Instruction
Gather up the lines that contain "this".

Entries provided
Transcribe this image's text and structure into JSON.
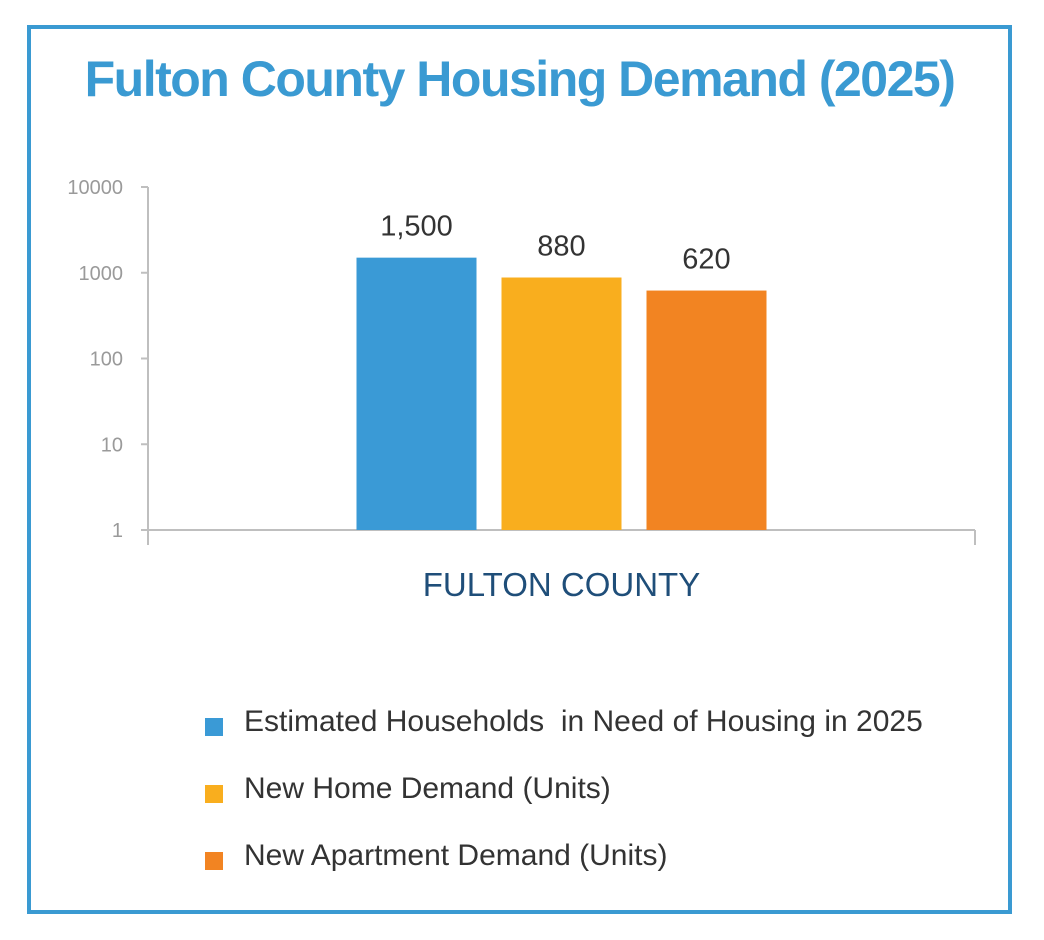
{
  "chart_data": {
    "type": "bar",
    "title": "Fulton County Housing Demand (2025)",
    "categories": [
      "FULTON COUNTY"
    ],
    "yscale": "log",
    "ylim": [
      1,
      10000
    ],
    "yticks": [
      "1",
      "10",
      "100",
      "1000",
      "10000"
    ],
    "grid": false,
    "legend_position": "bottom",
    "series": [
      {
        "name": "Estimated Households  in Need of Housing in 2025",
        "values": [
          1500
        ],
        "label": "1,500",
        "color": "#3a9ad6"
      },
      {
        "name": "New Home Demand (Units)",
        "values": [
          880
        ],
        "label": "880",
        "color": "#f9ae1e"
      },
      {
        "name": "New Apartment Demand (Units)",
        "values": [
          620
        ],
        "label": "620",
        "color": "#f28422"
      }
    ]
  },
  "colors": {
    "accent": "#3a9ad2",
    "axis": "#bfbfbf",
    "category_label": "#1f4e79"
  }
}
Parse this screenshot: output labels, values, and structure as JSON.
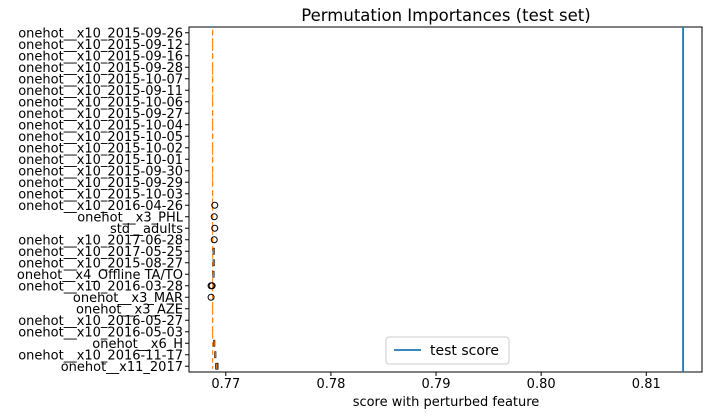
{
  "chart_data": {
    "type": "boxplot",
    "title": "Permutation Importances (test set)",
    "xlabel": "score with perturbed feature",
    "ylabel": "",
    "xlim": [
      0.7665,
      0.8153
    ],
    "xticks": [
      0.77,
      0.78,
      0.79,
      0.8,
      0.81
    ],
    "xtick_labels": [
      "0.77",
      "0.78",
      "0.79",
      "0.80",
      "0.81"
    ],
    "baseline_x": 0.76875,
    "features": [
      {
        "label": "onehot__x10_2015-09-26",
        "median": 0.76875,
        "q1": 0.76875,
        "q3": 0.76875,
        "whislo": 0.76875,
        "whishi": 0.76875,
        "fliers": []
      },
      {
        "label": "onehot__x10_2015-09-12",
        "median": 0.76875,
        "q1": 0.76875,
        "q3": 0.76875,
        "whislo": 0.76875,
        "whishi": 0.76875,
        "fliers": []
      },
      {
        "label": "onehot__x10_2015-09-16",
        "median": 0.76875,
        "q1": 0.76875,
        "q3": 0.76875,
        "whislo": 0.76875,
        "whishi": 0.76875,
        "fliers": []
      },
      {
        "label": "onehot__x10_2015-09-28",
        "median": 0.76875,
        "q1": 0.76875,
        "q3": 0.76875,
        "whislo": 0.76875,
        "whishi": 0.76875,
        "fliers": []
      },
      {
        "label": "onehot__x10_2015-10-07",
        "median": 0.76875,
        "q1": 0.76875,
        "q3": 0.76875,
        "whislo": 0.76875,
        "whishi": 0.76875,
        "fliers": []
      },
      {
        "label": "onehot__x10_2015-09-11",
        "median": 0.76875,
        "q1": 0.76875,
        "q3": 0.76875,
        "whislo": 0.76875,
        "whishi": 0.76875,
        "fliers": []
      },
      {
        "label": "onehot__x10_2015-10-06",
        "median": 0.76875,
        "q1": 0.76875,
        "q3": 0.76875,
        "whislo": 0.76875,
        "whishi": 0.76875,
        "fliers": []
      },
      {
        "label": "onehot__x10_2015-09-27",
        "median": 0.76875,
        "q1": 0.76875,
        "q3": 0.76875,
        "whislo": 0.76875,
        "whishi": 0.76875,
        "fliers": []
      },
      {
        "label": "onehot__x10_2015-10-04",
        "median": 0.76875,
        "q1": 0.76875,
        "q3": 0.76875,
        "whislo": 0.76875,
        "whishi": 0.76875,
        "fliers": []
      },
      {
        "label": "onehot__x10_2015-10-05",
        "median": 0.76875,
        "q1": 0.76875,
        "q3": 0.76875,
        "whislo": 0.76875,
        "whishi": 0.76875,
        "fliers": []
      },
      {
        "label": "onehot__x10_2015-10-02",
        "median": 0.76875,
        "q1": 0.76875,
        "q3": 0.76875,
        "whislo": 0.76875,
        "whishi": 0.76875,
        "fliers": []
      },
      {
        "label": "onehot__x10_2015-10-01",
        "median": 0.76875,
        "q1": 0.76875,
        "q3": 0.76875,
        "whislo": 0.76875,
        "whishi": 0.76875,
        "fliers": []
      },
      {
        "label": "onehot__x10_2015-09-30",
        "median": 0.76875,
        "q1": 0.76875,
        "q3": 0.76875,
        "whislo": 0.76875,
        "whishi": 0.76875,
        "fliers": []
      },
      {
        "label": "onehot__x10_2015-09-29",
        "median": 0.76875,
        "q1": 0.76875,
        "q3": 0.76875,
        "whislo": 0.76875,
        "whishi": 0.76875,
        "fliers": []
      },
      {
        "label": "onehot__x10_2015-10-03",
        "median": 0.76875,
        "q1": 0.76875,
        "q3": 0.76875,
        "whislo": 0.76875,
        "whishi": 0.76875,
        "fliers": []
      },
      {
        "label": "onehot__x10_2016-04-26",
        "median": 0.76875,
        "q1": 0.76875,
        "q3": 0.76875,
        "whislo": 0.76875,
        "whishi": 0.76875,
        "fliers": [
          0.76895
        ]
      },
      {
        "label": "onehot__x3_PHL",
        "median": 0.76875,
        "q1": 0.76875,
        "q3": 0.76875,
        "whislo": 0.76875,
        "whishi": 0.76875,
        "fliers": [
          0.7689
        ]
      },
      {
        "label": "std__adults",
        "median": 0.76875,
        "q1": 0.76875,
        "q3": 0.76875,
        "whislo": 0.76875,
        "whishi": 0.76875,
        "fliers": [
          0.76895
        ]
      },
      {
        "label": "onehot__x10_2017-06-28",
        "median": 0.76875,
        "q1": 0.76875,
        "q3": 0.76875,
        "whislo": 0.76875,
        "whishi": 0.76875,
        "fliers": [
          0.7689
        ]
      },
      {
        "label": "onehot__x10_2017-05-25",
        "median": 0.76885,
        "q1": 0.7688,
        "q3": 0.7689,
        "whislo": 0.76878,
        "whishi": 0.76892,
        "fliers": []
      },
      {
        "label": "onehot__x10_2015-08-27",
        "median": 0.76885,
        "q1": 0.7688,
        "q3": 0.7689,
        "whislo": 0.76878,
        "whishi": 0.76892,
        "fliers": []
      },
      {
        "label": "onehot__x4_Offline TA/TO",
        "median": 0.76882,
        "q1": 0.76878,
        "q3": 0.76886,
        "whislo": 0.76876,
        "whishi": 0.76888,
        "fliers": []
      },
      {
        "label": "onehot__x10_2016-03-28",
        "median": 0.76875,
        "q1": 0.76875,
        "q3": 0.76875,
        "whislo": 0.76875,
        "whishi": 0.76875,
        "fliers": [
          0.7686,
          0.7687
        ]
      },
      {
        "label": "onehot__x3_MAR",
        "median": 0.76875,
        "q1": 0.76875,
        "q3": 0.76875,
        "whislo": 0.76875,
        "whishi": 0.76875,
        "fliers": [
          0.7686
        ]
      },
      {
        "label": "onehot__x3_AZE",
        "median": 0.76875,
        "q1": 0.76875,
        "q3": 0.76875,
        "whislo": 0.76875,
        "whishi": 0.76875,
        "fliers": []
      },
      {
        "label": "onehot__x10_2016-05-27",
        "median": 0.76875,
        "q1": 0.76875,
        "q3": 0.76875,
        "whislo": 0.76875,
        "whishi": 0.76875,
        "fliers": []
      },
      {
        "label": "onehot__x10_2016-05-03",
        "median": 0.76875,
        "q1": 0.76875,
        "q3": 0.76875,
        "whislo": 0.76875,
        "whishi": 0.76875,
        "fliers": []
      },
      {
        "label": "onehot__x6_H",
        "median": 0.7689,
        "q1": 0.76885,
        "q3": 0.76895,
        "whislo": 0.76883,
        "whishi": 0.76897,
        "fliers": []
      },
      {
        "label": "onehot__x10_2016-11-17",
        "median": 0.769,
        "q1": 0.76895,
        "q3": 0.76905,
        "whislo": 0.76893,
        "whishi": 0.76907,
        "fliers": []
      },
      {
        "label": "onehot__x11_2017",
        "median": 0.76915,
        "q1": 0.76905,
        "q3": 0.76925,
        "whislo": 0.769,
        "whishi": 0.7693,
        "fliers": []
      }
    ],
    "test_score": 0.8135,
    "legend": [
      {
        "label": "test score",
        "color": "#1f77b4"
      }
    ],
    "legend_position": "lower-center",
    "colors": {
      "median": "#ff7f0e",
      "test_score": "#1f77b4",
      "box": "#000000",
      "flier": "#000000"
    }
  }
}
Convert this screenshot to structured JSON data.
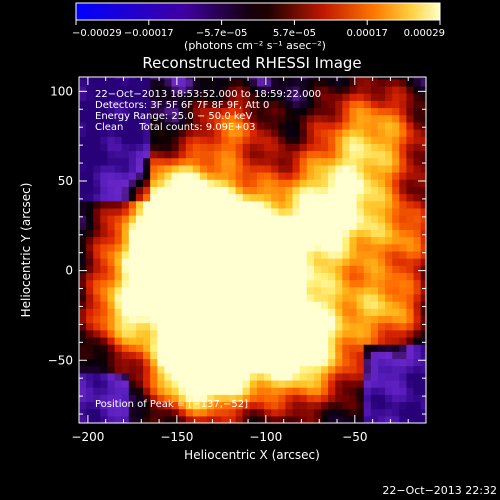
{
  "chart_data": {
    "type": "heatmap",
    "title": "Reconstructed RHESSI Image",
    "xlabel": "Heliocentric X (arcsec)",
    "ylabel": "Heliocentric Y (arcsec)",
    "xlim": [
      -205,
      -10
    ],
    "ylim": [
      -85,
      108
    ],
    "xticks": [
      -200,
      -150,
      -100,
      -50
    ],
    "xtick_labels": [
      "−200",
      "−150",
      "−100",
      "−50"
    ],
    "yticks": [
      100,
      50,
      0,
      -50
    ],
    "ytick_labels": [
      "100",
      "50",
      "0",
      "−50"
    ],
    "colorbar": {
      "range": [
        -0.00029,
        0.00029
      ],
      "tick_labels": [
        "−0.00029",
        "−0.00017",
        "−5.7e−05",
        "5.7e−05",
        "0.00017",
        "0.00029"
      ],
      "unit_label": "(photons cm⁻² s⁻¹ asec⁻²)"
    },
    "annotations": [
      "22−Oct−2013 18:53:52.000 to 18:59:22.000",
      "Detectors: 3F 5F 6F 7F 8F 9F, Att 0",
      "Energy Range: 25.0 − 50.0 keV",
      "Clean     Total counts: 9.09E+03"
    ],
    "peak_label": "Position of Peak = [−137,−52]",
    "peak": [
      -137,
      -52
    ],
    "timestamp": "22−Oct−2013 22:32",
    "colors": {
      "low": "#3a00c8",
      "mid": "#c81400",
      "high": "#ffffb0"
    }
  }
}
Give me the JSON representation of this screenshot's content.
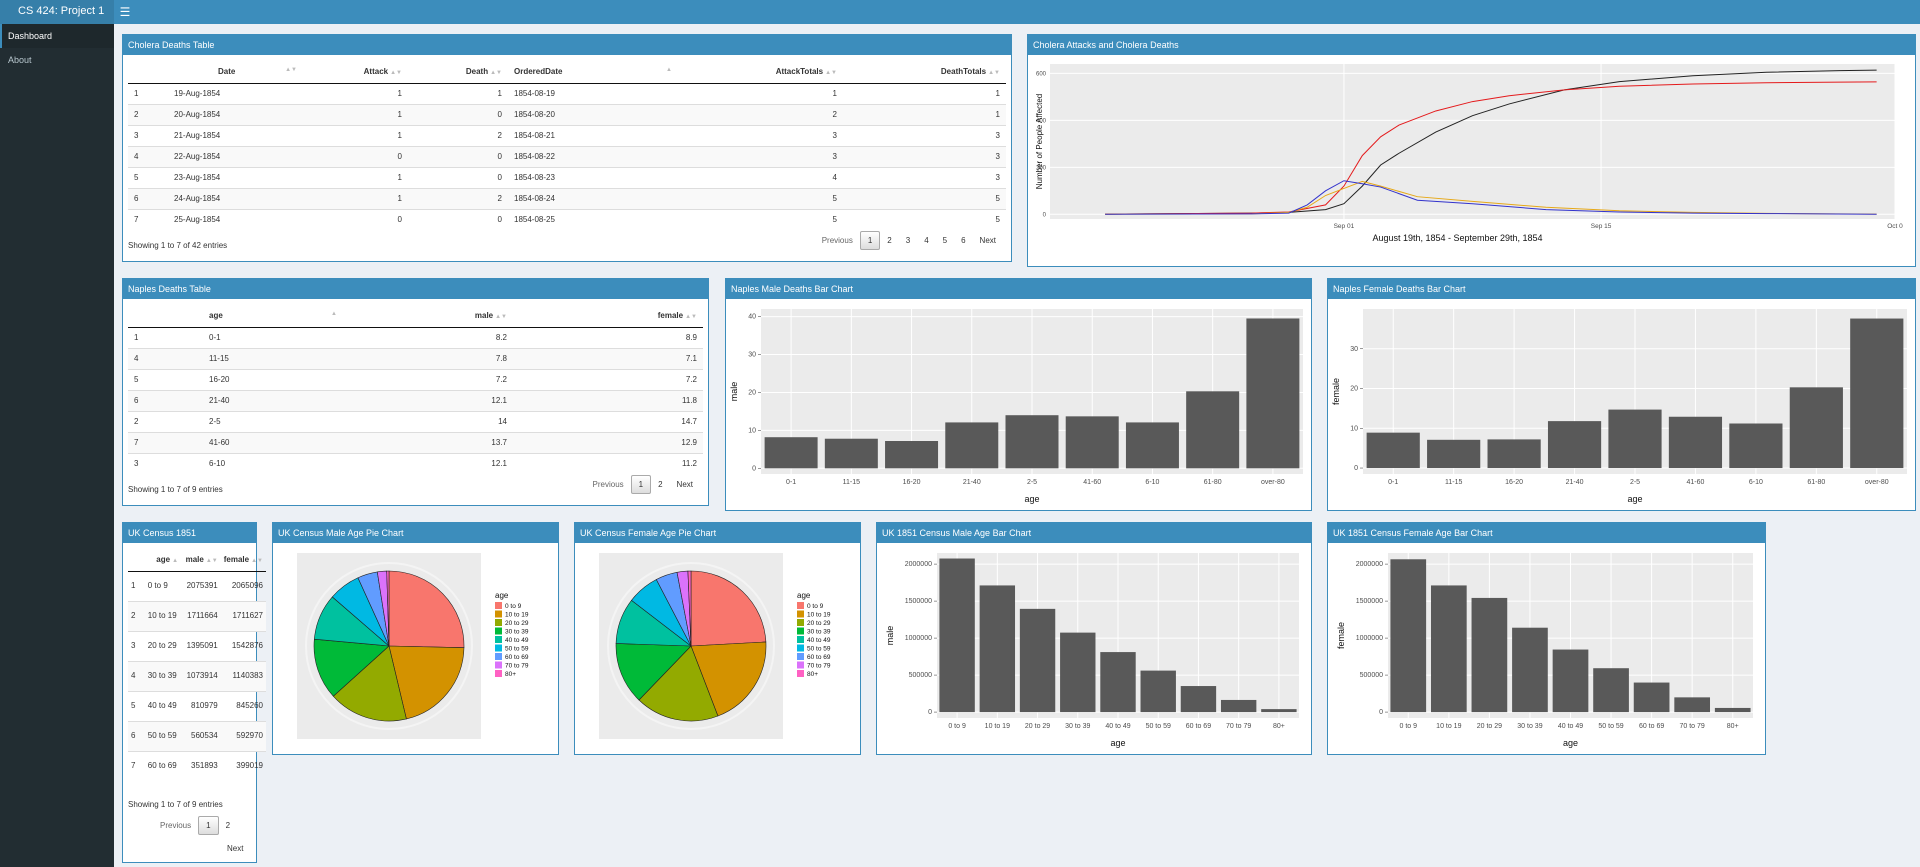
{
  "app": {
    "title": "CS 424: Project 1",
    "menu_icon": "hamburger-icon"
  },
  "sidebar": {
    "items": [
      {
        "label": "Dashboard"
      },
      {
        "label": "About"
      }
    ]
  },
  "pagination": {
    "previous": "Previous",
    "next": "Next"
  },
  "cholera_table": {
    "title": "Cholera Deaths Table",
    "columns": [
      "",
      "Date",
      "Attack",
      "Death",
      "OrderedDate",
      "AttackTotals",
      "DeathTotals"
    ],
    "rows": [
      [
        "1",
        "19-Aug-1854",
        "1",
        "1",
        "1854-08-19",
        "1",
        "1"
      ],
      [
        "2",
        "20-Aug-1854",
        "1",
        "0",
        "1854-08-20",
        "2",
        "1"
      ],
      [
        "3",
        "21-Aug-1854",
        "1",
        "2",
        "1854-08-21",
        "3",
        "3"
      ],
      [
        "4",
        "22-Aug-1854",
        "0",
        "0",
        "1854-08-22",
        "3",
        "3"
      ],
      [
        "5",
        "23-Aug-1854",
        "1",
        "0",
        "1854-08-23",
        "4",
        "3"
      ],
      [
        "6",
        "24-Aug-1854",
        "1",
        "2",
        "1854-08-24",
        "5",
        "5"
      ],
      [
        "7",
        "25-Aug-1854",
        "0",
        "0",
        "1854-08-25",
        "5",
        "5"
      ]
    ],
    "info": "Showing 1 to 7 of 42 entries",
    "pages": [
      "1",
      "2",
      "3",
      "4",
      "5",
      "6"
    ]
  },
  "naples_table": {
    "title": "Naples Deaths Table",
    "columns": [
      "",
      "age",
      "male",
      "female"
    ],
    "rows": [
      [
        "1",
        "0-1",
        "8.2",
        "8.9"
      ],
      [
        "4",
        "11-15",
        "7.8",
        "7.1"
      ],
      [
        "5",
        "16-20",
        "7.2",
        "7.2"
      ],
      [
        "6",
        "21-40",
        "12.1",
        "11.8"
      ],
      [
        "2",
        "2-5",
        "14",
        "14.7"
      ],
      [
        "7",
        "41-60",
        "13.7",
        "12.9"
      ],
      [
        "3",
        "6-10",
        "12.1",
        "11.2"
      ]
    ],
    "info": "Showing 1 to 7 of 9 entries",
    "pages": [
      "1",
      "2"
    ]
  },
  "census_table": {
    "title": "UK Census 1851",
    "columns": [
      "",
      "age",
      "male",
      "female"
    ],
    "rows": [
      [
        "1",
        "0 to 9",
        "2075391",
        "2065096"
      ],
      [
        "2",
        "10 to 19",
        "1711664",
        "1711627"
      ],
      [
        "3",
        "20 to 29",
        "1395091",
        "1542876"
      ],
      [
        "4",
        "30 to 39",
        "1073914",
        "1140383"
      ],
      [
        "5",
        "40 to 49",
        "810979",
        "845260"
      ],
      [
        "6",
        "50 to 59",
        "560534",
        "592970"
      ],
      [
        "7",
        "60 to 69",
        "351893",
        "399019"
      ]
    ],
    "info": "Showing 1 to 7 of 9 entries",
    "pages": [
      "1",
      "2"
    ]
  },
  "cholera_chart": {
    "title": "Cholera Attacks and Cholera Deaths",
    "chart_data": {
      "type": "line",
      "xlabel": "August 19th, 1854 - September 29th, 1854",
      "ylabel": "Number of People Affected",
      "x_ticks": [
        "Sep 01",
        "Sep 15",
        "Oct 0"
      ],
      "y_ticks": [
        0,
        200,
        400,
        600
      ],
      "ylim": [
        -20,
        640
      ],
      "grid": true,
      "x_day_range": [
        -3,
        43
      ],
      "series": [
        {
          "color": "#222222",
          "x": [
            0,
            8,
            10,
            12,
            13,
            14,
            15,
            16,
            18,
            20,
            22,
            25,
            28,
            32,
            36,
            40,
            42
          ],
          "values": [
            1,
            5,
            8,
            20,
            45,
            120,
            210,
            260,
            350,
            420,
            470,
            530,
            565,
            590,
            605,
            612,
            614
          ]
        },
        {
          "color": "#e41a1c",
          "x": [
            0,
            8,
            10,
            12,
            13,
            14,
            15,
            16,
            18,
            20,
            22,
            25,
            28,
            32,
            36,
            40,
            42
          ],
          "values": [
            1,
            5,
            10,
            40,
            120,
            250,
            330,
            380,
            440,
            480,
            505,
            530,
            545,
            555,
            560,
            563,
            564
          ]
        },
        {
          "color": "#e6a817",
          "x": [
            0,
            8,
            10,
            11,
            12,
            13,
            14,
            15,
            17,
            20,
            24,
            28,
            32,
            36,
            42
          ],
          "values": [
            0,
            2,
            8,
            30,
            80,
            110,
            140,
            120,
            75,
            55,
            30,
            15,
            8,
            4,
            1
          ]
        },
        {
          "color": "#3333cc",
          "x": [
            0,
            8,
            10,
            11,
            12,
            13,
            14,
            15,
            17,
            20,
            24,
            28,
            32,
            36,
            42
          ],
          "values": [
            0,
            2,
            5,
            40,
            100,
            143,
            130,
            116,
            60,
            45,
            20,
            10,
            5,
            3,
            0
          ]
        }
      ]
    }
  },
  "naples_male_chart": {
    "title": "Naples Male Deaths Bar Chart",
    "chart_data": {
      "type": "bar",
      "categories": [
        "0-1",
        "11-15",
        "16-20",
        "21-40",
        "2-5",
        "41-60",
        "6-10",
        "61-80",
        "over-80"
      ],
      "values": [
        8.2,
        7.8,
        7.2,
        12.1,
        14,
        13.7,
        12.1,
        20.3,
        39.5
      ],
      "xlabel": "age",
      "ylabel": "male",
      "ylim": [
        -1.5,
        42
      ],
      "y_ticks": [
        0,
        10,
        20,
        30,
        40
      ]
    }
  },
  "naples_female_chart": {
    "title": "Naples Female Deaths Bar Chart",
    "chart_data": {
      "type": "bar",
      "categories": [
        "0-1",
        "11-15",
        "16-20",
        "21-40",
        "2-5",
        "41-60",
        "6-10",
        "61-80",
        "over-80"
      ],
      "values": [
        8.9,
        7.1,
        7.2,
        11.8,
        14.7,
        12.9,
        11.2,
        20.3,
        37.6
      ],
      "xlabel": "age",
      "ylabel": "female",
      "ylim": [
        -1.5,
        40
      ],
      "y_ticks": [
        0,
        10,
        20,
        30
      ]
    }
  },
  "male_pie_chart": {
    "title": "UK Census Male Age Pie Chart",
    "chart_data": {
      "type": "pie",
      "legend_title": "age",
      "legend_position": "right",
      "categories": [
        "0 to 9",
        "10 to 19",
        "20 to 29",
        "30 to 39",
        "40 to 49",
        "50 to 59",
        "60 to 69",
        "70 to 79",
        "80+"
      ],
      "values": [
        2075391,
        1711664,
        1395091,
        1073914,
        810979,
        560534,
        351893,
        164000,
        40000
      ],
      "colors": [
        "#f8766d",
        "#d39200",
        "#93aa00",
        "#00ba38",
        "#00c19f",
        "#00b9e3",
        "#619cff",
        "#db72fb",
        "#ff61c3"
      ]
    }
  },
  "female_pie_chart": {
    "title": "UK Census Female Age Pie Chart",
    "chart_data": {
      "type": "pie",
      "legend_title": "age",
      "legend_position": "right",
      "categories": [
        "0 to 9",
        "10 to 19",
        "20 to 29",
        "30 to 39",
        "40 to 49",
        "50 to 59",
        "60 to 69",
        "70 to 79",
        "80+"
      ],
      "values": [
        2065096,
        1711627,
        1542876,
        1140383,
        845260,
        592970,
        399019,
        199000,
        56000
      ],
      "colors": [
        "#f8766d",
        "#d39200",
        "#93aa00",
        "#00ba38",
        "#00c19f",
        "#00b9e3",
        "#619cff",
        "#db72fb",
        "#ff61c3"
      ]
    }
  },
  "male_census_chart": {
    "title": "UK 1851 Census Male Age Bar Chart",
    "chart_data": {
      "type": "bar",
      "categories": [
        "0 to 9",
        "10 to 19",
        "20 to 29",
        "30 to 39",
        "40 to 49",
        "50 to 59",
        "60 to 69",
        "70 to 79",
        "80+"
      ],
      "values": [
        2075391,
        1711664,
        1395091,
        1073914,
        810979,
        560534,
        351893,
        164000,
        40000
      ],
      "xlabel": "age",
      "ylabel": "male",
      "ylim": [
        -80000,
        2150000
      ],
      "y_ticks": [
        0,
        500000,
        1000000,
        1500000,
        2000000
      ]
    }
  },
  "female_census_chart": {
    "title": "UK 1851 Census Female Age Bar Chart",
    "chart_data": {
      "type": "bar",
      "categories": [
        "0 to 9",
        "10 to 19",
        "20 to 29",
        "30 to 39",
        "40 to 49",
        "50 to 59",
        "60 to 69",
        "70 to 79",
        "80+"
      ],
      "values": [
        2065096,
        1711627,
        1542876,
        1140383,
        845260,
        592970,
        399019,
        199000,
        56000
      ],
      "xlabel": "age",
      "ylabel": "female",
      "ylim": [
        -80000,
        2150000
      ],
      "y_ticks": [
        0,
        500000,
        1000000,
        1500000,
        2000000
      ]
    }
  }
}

Final result
Transcribe this image's text and structure into JSON.
Parse this screenshot: output labels, values, and structure as JSON.
Convert this screenshot to structured JSON data.
Give me the JSON representation of this screenshot's content.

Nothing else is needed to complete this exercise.